>> Begin Extracted information

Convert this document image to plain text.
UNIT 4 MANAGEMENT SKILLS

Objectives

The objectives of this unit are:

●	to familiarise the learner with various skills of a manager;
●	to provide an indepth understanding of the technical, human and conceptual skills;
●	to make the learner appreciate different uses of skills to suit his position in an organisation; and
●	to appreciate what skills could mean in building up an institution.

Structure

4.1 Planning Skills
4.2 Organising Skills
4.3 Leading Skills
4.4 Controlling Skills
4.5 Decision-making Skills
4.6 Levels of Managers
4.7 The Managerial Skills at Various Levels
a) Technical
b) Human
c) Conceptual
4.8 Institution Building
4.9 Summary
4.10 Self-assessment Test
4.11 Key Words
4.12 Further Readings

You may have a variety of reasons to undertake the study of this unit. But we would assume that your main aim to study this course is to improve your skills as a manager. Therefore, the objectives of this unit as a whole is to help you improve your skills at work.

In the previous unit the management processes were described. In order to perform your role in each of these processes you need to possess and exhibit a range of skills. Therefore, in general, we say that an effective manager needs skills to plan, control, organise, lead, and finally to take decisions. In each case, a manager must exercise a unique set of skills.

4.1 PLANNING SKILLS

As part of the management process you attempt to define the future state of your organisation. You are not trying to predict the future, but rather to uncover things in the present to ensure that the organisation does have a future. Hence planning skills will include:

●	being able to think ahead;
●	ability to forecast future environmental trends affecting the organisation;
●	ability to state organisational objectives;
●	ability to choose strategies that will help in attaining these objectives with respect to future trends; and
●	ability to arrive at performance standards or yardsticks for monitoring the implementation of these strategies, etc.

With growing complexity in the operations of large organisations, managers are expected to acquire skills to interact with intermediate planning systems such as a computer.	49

>> End Extracted information

Exercise ->
Each entry above is to be set down again in exactly the same words.

Response ->
Convert this document image to plain text.
UNIT 4 MANAGEMENT SKILLS

Objectives

The objectives of this unit are:

●	to familiarise the learner with various skills of a manager;
●	to provide an indepth understanding of the technical, human and conceptual skills;
●	to make the learner appreciate different uses of skills to suit his position in an organisation; and
●	to appreciate what skills could mean in building up an institution.

Structure

4.1 Planning Skills
4.2 Organising Skills
4.3 Leading Skills
4.4 Controlling Skills
4.5 Decision-making Skills
4.6 Levels of Managers
4.7 The Managerial Skills at Various Levels
a) Technical
b) Human
c) Conceptual
4.8 Institution Building
4.9 Summary
4.10 Self-assessment Test
4.11 Key Words
4.12 Further Readings

You may have a variety of reasons to undertake the study of this unit. But we would assume that your main aim to study this course is to improve your skills as a manager. Therefore, the objectives of this unit as a whole is to help you improve your skills at work.

In the previous unit the management processes were described. In order to perform your role in each of these processes you need to possess and exhibit a range of skills. Therefore, in general, we say that an effective manager needs skills to plan, control, organise, lead, and finally to take decisions. In each case, a manager must exercise a unique set of skills.

4.1 PLANNING SKILLS

As part of the management process you attempt to define the future state of your organisation. You are not trying to predict the future, but rather to uncover things in the present to ensure that the organisation does have a future. Hence planning skills will include:

●	being able to think ahead;
●	ability to forecast future environmental trends affecting the organisation;
●	ability to state organisational objectives;
●	ability to choose strategies that will help in attaining these objectives with respect to future trends; and
●	ability to arrive at performance standards or yardsticks for monitoring the implementation of these strategies, etc.

With growing complexity in the operations of large organisations, managers are expected to acquire skills to interact with intermediate planning systems such as a computer.	49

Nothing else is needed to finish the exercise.